= EXCERPTED RECORDS =

┄┄┄┄┄┄┄┄┄┄

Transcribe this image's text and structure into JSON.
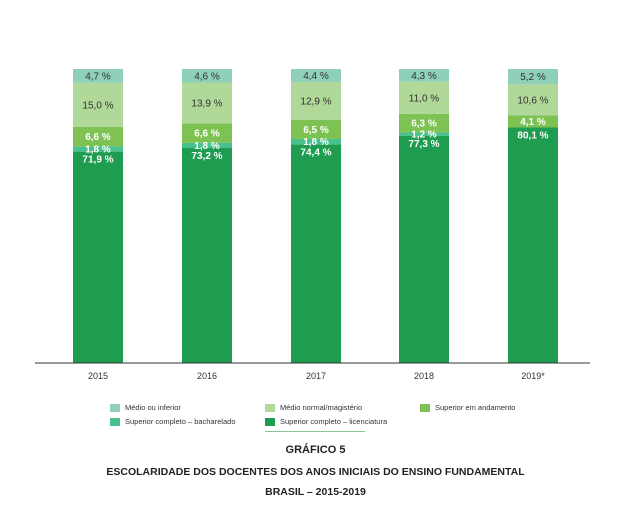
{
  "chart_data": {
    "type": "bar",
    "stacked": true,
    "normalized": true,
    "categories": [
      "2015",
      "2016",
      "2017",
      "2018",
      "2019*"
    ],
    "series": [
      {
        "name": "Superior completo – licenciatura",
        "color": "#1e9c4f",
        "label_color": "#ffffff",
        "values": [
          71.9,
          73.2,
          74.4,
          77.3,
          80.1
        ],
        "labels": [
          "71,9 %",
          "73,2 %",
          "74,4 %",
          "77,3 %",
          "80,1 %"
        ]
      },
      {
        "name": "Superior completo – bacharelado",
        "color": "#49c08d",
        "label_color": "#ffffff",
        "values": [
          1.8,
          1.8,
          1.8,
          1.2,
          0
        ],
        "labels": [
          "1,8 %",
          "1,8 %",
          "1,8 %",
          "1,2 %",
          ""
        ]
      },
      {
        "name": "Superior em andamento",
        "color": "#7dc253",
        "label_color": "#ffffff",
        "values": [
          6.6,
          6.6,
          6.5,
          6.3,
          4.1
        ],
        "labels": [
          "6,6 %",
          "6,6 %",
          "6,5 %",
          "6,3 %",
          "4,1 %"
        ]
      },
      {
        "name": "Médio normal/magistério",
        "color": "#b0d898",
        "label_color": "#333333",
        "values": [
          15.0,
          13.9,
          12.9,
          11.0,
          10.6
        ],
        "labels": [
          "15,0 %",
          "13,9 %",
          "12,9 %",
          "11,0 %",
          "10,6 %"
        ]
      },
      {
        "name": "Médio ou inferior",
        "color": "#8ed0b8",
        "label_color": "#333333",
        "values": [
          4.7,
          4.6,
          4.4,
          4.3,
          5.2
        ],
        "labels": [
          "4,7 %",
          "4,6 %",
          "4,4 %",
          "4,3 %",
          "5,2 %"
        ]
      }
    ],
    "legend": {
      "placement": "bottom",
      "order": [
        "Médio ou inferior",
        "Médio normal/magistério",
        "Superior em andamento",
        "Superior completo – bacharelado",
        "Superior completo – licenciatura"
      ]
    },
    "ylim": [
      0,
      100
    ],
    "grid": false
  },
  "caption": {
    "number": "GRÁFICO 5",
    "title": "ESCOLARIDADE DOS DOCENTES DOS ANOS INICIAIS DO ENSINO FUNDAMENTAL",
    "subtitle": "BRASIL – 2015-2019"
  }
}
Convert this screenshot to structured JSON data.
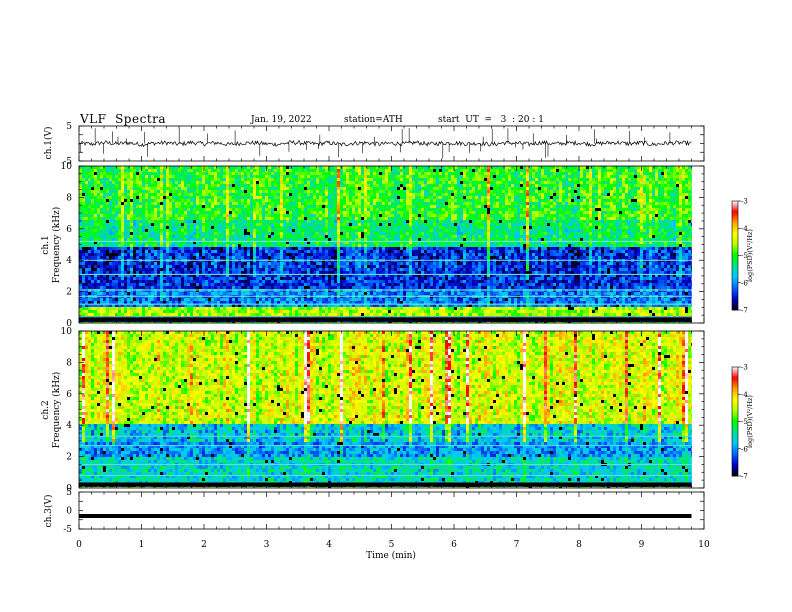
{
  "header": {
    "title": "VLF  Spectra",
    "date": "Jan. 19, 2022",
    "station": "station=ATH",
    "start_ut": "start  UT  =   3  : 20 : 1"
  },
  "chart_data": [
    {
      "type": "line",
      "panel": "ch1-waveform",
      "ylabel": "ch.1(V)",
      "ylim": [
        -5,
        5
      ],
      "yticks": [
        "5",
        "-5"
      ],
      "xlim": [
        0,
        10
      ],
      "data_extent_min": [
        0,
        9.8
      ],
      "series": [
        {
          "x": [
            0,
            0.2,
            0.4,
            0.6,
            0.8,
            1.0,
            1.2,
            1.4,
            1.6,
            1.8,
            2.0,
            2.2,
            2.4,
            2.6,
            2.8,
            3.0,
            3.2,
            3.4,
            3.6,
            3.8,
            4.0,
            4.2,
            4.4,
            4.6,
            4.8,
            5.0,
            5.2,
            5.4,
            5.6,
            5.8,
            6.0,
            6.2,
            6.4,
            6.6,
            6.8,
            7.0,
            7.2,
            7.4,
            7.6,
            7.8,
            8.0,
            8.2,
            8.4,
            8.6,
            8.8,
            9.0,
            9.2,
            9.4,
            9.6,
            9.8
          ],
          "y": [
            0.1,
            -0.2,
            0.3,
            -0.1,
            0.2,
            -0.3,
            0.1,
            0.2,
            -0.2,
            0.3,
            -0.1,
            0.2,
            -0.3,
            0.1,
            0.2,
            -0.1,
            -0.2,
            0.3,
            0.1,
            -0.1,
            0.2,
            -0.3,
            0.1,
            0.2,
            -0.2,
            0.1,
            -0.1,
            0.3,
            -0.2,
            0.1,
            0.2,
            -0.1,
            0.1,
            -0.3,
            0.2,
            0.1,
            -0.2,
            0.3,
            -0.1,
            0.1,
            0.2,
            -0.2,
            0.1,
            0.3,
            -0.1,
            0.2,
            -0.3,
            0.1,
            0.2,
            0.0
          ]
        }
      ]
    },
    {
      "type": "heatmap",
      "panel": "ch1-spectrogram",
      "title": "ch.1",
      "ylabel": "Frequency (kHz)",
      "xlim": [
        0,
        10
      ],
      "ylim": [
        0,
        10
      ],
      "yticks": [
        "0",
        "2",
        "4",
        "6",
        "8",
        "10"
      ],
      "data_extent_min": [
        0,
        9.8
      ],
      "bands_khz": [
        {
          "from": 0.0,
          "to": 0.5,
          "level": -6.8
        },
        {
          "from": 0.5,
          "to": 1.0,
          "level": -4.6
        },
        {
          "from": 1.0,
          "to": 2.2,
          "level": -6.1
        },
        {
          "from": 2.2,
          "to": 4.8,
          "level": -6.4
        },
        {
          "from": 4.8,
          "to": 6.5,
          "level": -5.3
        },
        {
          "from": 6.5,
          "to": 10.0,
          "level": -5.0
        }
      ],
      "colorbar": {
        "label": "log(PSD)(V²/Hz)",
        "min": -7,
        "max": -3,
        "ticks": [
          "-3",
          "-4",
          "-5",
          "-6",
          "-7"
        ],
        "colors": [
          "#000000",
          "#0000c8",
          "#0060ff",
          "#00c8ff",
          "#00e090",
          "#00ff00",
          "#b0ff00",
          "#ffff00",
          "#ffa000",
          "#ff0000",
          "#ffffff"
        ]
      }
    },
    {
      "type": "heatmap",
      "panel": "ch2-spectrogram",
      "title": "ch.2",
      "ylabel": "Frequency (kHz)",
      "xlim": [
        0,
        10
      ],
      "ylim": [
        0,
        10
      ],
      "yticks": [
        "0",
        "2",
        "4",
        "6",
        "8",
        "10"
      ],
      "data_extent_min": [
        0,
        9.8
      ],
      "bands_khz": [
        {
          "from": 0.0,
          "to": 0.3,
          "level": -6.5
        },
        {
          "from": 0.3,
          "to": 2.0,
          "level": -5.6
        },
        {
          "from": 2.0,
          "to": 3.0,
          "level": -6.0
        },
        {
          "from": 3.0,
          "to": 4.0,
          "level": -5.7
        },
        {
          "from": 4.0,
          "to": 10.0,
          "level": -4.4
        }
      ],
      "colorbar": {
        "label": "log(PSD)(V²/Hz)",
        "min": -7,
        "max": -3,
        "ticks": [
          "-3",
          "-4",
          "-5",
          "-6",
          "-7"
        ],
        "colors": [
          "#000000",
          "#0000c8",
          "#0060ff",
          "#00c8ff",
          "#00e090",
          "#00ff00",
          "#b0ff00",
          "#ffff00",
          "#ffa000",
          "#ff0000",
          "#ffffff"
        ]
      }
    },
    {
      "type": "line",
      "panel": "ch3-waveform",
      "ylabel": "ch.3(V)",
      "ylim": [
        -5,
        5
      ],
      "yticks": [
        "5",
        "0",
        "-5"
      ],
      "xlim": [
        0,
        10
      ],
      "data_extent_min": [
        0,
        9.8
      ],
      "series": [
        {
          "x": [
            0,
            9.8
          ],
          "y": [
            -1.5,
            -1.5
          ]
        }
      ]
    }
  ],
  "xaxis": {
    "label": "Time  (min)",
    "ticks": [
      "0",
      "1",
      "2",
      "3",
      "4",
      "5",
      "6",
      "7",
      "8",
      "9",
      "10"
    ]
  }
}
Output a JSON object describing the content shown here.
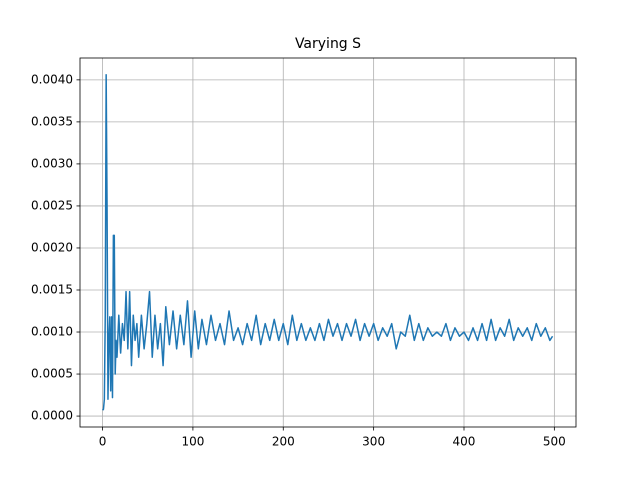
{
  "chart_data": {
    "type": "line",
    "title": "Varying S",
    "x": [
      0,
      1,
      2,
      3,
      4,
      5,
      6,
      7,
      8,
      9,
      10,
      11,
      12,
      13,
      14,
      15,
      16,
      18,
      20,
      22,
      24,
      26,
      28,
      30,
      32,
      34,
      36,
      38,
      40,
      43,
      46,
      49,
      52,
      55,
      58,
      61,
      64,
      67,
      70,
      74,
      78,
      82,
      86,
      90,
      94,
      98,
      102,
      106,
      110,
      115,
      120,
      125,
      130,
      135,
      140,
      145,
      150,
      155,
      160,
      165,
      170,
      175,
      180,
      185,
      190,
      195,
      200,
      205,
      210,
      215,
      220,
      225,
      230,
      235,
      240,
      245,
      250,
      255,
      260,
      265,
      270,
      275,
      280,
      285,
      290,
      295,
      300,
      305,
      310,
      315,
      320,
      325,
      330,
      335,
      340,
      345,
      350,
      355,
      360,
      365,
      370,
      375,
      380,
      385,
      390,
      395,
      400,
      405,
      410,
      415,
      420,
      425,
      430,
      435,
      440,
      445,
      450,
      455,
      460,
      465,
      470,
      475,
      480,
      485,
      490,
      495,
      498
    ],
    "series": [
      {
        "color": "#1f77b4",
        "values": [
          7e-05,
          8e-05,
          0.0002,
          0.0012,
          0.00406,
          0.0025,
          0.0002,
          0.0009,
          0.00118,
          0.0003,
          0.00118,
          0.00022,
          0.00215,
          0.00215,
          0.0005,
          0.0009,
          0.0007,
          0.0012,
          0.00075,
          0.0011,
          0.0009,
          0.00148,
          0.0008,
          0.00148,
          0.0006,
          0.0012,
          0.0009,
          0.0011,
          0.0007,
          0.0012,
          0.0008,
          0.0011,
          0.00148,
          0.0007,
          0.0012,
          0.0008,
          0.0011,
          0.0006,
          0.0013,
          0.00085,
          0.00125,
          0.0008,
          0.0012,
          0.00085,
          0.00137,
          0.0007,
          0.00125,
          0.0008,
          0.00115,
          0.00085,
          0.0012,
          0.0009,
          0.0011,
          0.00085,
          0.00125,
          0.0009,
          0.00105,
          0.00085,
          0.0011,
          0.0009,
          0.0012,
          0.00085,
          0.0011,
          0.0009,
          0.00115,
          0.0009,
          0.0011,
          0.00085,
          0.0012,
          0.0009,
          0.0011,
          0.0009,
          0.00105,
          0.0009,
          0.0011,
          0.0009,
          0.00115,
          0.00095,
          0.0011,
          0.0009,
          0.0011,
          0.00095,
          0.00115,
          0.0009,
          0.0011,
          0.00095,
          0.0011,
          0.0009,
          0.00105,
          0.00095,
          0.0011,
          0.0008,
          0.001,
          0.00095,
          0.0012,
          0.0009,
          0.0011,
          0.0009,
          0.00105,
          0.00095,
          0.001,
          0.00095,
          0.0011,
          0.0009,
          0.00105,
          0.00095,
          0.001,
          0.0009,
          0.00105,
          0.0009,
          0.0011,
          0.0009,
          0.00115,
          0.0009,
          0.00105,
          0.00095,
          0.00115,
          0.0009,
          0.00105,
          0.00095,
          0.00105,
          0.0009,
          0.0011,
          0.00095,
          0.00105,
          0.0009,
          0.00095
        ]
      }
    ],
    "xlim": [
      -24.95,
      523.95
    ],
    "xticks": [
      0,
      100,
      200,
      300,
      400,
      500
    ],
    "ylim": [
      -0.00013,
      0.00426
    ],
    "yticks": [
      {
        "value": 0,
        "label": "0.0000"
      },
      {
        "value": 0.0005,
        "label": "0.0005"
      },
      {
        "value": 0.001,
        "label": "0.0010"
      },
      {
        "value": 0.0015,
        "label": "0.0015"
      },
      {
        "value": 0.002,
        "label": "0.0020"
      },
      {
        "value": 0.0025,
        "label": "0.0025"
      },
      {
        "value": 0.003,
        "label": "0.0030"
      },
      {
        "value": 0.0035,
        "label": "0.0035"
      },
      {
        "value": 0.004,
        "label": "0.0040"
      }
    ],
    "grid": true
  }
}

┄┄┄┄┄┄┄┄┄┄

= WHAT IS BEING ASKED =
The required output is the number of lines containing the word "completo", and nothing besides.

= RESULT =
4